> Job: Below are some entries. Output each one exactly as it appears.

[Dataset entries on figures]
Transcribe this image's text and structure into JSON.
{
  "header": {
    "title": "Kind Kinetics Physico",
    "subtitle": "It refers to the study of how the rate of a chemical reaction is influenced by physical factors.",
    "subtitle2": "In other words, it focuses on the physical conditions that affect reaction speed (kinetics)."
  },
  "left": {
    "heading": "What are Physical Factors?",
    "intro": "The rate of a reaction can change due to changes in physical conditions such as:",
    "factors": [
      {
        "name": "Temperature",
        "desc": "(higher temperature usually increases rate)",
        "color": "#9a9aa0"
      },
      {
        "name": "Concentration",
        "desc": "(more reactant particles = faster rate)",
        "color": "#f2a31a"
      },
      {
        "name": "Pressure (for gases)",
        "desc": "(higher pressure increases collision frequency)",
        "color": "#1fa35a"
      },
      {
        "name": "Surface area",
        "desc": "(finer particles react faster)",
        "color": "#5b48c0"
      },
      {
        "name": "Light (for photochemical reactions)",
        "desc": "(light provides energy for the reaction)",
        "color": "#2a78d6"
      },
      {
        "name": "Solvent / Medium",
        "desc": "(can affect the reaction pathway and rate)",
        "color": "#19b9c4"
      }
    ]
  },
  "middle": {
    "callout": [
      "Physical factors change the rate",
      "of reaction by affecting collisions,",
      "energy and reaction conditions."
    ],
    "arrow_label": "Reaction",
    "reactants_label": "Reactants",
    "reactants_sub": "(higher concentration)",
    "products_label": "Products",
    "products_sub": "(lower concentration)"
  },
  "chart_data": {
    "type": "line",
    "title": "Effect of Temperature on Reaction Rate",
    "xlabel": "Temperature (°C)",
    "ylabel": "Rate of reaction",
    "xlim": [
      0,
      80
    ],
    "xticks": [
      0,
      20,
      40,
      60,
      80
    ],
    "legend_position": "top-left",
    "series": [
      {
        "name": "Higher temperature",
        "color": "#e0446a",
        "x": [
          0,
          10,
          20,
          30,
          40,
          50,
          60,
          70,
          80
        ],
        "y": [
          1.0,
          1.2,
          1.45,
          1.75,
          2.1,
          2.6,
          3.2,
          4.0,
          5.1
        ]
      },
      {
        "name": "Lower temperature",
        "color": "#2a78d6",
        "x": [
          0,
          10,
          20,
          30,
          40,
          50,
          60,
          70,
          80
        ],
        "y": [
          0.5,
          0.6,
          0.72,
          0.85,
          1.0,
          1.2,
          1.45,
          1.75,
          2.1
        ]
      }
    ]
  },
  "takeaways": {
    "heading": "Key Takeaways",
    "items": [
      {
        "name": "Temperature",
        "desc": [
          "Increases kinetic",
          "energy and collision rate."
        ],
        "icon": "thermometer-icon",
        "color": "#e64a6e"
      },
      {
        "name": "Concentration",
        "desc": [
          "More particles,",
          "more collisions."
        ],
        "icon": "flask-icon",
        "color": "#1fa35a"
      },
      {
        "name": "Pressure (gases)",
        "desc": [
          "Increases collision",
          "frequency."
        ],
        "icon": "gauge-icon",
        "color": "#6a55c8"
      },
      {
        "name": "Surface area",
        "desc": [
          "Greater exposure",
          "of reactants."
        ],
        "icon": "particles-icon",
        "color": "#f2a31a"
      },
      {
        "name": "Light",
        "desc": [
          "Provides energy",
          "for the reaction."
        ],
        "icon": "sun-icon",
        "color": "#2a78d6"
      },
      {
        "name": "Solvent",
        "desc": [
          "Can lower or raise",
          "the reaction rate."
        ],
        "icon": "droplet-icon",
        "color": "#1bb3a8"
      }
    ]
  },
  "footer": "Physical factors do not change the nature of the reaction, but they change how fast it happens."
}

> Expected answer:
Transcribe this image's text and structure into JSON.
{
  "header": {
    "title": "Kind Kinetics Physico",
    "subtitle": "It refers to the study of how the rate of a chemical reaction is influenced by physical factors.",
    "subtitle2": "In other words, it focuses on the physical conditions that affect reaction speed (kinetics)."
  },
  "left": {
    "heading": "What are Physical Factors?",
    "intro": "The rate of a reaction can change due to changes in physical conditions such as:",
    "factors": [
      {
        "name": "Temperature",
        "desc": "(higher temperature usually increases rate)",
        "color": "#9a9aa0"
      },
      {
        "name": "Concentration",
        "desc": "(more reactant particles = faster rate)",
        "color": "#f2a31a"
      },
      {
        "name": "Pressure (for gases)",
        "desc": "(higher pressure increases collision frequency)",
        "color": "#1fa35a"
      },
      {
        "name": "Surface area",
        "desc": "(finer particles react faster)",
        "color": "#5b48c0"
      },
      {
        "name": "Light (for photochemical reactions)",
        "desc": "(light provides energy for the reaction)",
        "color": "#2a78d6"
      },
      {
        "name": "Solvent / Medium",
        "desc": "(can affect the reaction pathway and rate)",
        "color": "#19b9c4"
      }
    ]
  },
  "middle": {
    "callout": [
      "Physical factors change the rate",
      "of reaction by affecting collisions,",
      "energy and reaction conditions."
    ],
    "arrow_label": "Reaction",
    "reactants_label": "Reactants",
    "reactants_sub": "(higher concentration)",
    "products_label": "Products",
    "products_sub": "(lower concentration)"
  },
  "chart_data": {
    "type": "line",
    "title": "Effect of Temperature on Reaction Rate",
    "xlabel": "Temperature (°C)",
    "ylabel": "Rate of reaction",
    "xlim": [
      0,
      80
    ],
    "xticks": [
      0,
      20,
      40,
      60,
      80
    ],
    "legend_position": "top-left",
    "series": [
      {
        "name": "Higher temperature",
        "color": "#e0446a",
        "x": [
          0,
          10,
          20,
          30,
          40,
          50,
          60,
          70,
          80
        ],
        "y": [
          1.0,
          1.2,
          1.45,
          1.75,
          2.1,
          2.6,
          3.2,
          4.0,
          5.1
        ]
      },
      {
        "name": "Lower temperature",
        "color": "#2a78d6",
        "x": [
          0,
          10,
          20,
          30,
          40,
          50,
          60,
          70,
          80
        ],
        "y": [
          0.5,
          0.6,
          0.72,
          0.85,
          1.0,
          1.2,
          1.45,
          1.75,
          2.1
        ]
      }
    ]
  },
  "takeaways": {
    "heading": "Key Takeaways",
    "items": [
      {
        "name": "Temperature",
        "desc": [
          "Increases kinetic",
          "energy and collision rate."
        ],
        "icon": "thermometer-icon",
        "color": "#e64a6e"
      },
      {
        "name": "Concentration",
        "desc": [
          "More particles,",
          "more collisions."
        ],
        "icon": "flask-icon",
        "color": "#1fa35a"
      },
      {
        "name": "Pressure (gases)",
        "desc": [
          "Increases collision",
          "frequency."
        ],
        "icon": "gauge-icon",
        "color": "#6a55c8"
      },
      {
        "name": "Surface area",
        "desc": [
          "Greater exposure",
          "of reactants."
        ],
        "icon": "particles-icon",
        "color": "#f2a31a"
      },
      {
        "name": "Light",
        "desc": [
          "Provides energy",
          "for the reaction."
        ],
        "icon": "sun-icon",
        "color": "#2a78d6"
      },
      {
        "name": "Solvent",
        "desc": [
          "Can lower or raise",
          "the reaction rate."
        ],
        "icon": "droplet-icon",
        "color": "#1bb3a8"
      }
    ]
  },
  "footer": "Physical factors do not change the nature of the reaction, but they change how fast it happens."
}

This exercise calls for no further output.